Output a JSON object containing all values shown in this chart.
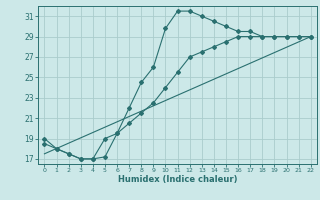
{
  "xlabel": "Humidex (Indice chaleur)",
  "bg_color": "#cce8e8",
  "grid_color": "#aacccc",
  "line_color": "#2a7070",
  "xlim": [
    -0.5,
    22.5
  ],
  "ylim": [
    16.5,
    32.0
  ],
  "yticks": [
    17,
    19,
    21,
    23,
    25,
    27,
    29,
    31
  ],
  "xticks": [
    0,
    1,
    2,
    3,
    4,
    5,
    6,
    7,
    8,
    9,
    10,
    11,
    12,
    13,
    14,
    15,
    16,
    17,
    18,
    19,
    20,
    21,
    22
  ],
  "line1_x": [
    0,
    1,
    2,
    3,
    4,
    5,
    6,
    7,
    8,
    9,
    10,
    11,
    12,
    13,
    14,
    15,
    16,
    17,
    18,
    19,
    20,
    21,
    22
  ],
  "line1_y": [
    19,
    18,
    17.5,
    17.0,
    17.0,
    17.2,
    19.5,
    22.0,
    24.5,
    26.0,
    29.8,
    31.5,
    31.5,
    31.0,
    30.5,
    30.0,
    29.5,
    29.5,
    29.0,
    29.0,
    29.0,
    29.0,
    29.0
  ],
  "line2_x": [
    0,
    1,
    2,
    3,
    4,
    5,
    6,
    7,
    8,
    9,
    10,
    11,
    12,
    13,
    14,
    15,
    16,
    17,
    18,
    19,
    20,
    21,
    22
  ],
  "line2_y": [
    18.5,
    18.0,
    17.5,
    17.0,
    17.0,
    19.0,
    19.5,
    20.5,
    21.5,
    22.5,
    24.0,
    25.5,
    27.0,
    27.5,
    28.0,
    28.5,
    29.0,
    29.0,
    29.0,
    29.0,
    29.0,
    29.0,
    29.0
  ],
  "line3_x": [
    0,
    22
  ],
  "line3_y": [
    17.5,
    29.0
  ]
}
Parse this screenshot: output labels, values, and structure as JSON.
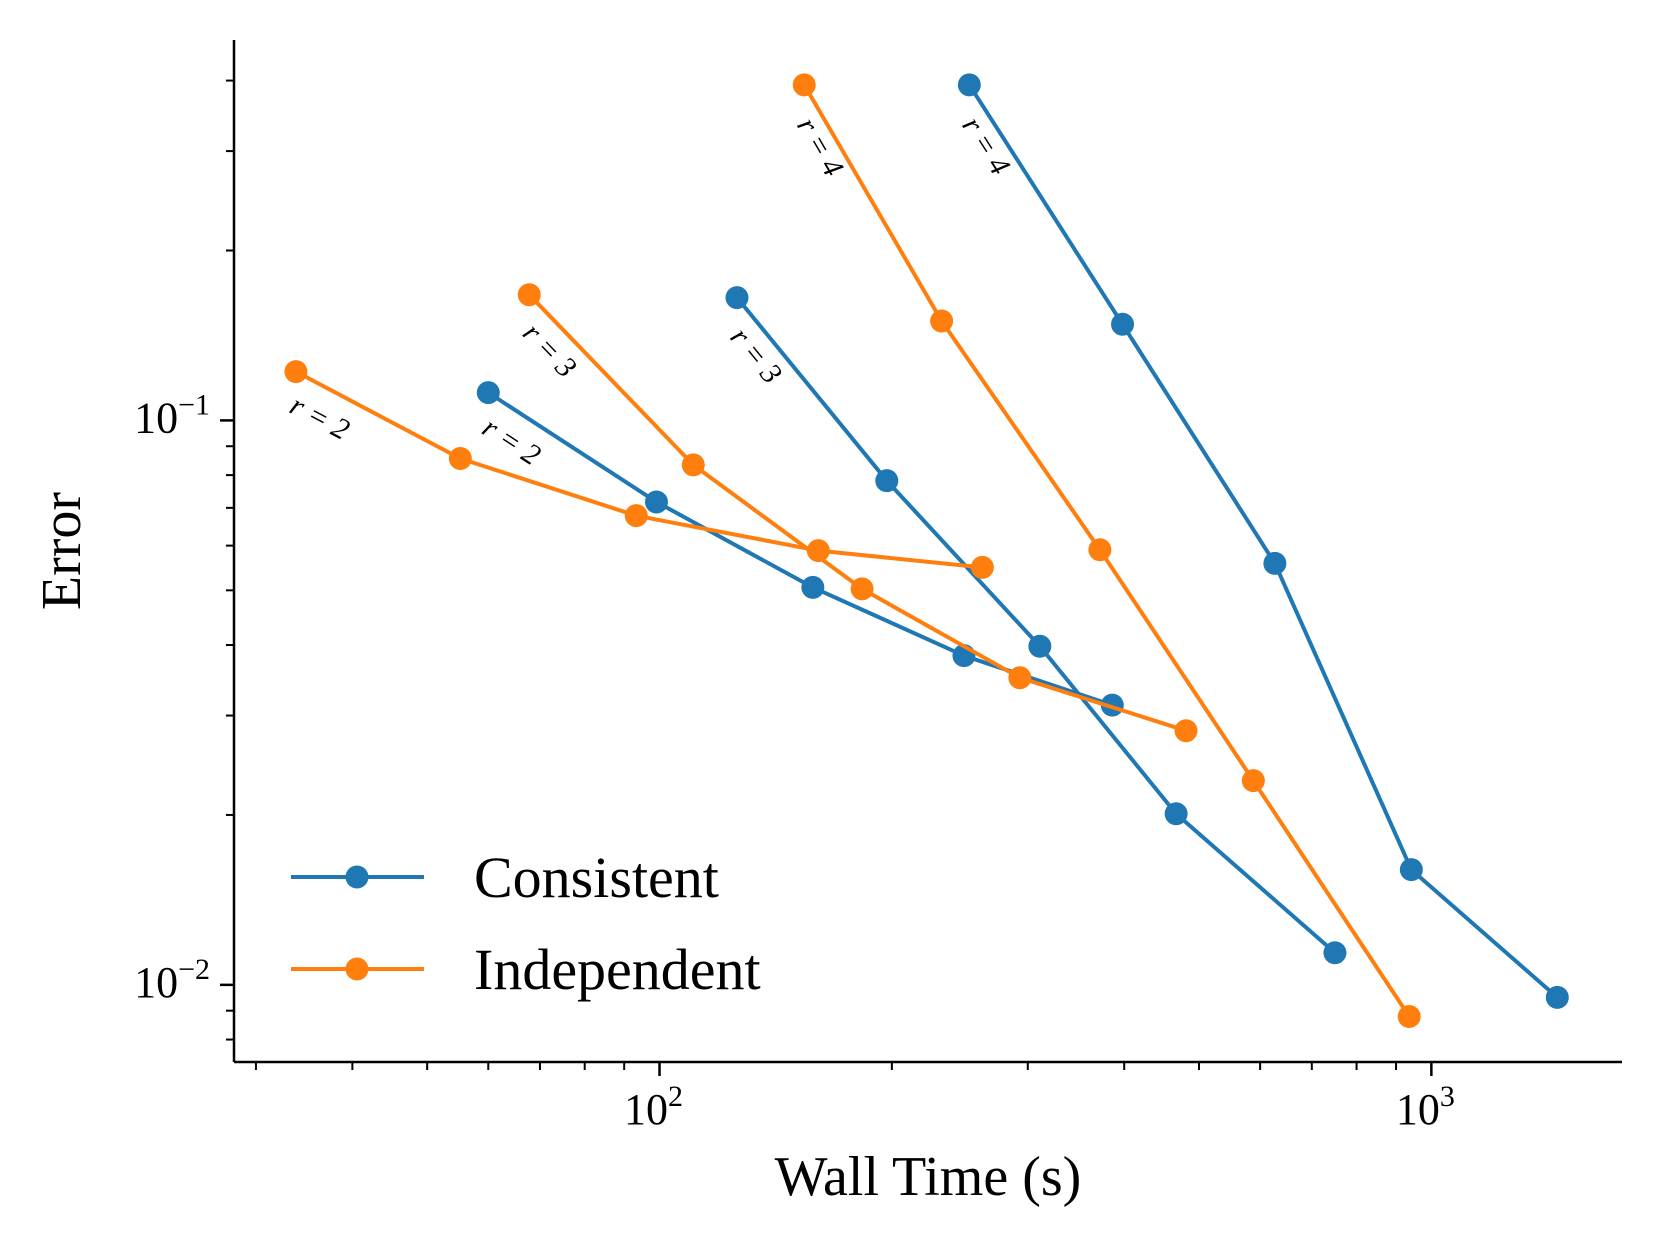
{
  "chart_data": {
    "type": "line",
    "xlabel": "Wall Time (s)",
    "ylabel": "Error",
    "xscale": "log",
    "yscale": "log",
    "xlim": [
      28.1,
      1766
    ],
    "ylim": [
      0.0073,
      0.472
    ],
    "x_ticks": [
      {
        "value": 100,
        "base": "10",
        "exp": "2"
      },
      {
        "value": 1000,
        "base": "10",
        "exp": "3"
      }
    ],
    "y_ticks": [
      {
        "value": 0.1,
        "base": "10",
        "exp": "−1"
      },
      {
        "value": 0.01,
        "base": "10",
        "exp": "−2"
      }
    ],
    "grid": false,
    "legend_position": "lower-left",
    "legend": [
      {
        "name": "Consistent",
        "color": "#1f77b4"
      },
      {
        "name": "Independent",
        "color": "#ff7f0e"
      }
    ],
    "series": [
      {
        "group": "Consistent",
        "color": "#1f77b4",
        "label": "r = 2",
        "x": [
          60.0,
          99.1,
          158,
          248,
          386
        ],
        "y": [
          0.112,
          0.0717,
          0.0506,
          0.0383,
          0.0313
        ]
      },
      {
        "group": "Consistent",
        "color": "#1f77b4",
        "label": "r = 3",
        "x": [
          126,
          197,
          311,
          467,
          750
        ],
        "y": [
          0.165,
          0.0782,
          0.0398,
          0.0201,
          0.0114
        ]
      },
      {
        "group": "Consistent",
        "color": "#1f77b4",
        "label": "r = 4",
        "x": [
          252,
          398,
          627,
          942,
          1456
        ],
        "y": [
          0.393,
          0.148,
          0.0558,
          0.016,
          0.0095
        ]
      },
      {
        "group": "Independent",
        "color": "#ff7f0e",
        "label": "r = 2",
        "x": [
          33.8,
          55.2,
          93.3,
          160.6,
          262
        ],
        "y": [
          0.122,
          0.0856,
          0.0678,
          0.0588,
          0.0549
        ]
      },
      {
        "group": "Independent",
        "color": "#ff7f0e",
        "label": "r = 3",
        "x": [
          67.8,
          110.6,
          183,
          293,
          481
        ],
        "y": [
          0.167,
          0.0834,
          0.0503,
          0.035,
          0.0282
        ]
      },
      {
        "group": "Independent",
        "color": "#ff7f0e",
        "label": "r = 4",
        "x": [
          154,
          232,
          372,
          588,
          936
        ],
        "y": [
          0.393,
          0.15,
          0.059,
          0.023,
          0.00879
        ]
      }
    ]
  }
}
= = = = =
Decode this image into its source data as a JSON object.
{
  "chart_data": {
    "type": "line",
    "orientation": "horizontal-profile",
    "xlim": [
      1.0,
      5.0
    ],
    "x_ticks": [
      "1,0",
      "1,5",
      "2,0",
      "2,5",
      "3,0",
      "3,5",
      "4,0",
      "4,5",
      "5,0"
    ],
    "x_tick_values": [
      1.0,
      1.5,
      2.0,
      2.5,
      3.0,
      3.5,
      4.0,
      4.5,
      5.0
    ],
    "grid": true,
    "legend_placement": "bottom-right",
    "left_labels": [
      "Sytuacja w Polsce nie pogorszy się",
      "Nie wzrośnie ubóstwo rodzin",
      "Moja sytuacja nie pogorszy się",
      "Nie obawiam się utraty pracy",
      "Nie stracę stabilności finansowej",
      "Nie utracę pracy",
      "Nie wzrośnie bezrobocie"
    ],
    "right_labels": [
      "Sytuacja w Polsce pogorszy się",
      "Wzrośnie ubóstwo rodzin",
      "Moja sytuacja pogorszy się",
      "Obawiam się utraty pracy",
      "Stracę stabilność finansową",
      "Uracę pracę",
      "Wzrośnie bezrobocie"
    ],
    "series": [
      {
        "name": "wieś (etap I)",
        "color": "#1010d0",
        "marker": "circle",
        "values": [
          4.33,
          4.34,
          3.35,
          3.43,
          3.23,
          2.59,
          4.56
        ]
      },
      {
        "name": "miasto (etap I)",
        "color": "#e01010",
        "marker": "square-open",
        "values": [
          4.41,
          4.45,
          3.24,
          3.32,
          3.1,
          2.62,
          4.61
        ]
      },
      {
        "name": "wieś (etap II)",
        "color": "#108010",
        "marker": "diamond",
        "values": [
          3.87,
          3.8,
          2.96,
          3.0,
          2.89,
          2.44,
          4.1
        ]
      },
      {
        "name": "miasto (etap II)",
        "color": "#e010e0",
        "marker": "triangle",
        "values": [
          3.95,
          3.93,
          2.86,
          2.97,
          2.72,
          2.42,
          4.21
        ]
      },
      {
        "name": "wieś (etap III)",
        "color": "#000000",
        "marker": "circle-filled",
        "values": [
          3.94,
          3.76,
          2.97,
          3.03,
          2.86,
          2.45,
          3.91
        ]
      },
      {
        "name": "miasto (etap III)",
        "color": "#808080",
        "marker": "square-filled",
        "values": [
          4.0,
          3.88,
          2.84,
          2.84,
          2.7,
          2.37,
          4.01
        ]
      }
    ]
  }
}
= = = = =
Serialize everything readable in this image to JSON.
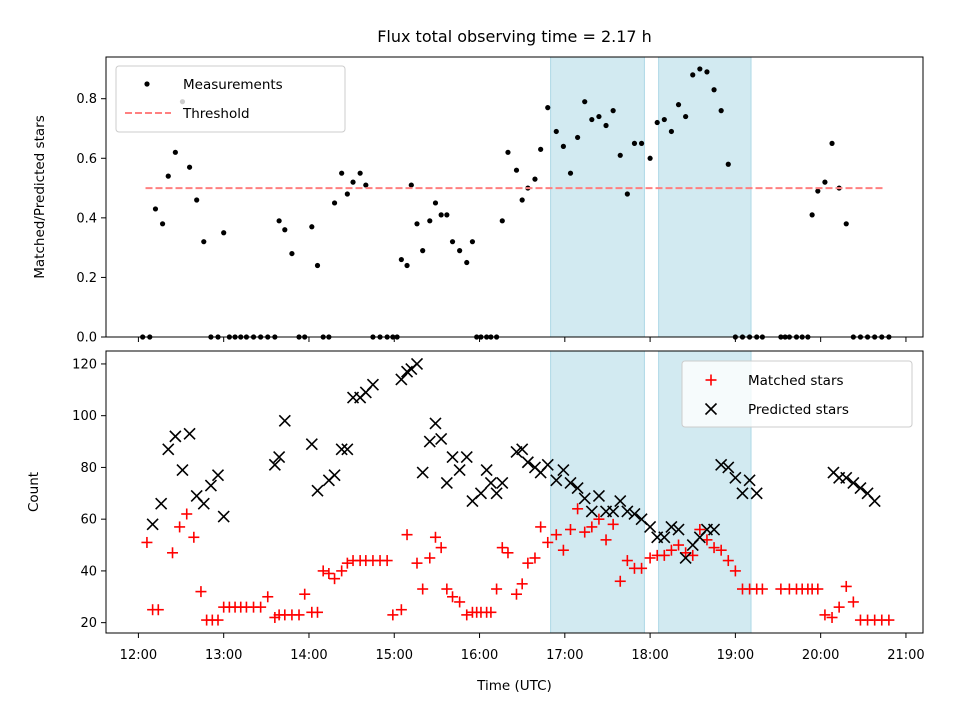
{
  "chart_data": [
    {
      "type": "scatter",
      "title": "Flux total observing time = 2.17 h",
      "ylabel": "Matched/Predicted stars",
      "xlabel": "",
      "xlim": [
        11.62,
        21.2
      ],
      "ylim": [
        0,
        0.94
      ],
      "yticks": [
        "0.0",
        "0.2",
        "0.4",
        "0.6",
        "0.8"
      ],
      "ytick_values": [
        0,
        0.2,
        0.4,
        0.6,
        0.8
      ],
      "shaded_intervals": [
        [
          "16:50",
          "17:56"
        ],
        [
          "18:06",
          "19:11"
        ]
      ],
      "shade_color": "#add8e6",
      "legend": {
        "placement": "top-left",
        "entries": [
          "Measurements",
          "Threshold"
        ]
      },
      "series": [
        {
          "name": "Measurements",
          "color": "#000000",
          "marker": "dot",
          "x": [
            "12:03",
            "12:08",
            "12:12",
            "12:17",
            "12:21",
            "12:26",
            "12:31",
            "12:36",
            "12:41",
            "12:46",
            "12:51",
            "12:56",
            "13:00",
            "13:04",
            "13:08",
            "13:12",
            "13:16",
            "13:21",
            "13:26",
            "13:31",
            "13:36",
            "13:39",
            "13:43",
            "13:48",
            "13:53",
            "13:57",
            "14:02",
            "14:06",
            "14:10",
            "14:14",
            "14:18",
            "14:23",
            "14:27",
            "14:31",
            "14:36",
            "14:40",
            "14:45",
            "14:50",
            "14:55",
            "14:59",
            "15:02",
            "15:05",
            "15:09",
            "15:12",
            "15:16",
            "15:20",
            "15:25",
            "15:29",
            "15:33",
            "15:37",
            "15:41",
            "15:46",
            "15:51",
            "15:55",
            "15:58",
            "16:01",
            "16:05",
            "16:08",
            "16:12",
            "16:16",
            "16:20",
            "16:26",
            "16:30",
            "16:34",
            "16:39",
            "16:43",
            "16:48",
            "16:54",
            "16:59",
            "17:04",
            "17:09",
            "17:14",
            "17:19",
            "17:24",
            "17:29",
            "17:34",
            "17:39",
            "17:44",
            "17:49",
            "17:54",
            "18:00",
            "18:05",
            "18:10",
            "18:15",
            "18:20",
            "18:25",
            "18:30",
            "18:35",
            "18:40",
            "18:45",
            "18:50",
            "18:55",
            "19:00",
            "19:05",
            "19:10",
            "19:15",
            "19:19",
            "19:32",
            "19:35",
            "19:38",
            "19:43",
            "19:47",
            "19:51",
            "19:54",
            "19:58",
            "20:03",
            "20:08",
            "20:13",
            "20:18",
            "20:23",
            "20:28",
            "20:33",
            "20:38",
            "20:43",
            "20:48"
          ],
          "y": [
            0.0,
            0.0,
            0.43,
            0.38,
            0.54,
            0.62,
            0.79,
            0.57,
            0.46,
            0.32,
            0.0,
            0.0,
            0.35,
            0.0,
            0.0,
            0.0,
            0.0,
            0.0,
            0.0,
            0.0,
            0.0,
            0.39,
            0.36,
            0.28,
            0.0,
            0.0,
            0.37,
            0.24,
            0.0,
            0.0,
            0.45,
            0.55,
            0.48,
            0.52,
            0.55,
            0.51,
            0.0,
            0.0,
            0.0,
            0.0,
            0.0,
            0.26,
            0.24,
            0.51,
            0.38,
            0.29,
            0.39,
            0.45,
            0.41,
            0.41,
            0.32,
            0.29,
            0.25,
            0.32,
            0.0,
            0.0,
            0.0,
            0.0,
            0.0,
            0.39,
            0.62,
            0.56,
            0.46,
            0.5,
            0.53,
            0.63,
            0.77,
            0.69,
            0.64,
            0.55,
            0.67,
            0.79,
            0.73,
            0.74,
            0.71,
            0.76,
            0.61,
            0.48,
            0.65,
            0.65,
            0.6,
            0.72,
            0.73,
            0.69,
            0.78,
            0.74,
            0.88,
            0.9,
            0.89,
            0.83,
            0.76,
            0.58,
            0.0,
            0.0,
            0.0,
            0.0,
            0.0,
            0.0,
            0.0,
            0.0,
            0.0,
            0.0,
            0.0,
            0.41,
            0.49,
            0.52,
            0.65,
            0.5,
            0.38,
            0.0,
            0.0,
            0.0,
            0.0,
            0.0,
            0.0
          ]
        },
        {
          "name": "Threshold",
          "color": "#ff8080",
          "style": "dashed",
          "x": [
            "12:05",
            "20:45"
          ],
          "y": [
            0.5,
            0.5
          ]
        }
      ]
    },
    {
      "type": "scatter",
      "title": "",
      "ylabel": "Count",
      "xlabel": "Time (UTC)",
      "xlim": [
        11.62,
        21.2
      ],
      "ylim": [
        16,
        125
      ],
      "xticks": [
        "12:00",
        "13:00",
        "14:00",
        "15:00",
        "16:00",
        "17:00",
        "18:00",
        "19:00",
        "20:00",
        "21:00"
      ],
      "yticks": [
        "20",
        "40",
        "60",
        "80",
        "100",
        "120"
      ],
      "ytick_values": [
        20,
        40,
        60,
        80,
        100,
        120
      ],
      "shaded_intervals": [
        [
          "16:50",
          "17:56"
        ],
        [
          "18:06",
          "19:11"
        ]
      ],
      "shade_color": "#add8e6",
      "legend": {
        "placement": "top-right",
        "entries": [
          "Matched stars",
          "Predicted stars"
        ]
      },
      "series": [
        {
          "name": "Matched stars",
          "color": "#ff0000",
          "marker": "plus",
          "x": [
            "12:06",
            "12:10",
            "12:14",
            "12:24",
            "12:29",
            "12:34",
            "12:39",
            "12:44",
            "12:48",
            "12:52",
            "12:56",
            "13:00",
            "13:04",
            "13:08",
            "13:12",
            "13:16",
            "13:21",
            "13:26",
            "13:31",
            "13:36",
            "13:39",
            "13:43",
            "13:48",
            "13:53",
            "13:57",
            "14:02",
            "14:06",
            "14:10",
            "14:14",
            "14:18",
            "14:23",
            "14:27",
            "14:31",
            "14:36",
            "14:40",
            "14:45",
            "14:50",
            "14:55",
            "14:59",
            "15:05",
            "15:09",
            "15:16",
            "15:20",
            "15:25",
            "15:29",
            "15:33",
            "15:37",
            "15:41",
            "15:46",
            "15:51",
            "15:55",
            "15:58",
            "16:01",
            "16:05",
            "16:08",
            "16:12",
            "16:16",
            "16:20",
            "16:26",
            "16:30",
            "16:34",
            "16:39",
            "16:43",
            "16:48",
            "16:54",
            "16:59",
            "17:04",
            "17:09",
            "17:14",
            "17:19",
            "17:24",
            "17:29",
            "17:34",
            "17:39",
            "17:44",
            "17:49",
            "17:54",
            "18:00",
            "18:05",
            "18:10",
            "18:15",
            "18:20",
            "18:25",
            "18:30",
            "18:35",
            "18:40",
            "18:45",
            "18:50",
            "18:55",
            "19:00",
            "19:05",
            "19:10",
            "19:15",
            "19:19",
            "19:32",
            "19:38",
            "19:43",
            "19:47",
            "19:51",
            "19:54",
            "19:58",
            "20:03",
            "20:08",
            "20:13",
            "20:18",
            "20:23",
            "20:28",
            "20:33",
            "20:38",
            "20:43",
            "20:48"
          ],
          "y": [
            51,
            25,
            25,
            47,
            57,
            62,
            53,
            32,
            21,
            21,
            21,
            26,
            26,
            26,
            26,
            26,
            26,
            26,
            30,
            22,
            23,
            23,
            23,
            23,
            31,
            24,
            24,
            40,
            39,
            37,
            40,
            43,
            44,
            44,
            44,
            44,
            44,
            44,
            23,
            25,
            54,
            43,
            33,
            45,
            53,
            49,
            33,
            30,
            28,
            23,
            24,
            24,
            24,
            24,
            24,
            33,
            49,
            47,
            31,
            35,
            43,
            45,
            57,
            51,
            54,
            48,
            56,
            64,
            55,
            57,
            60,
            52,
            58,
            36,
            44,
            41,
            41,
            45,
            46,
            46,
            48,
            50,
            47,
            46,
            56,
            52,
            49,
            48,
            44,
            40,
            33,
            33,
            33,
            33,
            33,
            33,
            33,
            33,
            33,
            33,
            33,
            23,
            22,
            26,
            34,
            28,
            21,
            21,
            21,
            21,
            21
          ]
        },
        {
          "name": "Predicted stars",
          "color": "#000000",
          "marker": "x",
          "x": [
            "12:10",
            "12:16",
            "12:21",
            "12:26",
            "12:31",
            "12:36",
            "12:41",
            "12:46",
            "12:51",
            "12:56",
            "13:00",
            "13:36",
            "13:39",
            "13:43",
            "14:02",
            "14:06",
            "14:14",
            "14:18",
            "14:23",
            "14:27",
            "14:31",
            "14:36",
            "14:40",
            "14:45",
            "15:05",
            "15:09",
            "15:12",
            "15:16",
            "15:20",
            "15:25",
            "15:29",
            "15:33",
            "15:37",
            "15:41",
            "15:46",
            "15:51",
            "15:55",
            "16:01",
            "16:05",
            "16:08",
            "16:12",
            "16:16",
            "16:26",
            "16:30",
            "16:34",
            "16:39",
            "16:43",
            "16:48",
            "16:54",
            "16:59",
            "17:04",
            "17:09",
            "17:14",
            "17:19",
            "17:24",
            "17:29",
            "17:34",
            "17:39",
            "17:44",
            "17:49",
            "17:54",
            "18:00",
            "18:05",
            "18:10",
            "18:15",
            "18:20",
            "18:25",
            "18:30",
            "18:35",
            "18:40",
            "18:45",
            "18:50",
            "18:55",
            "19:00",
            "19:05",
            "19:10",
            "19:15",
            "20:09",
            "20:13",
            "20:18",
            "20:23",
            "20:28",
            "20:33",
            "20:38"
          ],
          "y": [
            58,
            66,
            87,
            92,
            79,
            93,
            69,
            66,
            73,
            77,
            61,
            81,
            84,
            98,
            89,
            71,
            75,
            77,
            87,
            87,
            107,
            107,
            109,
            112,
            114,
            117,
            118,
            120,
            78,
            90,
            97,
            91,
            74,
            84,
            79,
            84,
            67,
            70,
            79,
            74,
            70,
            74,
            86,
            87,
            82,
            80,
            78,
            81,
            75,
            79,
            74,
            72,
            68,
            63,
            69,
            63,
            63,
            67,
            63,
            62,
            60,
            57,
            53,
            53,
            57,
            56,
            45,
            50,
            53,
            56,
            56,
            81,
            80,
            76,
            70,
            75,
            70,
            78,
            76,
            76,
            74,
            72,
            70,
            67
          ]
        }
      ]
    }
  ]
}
= = = = =
* Exercise *
Pull out each line of the records holding the string "image".

* Solved problem *
Decode this image into its source data as a JSON object.
Serialize everything readable in this image to JSON.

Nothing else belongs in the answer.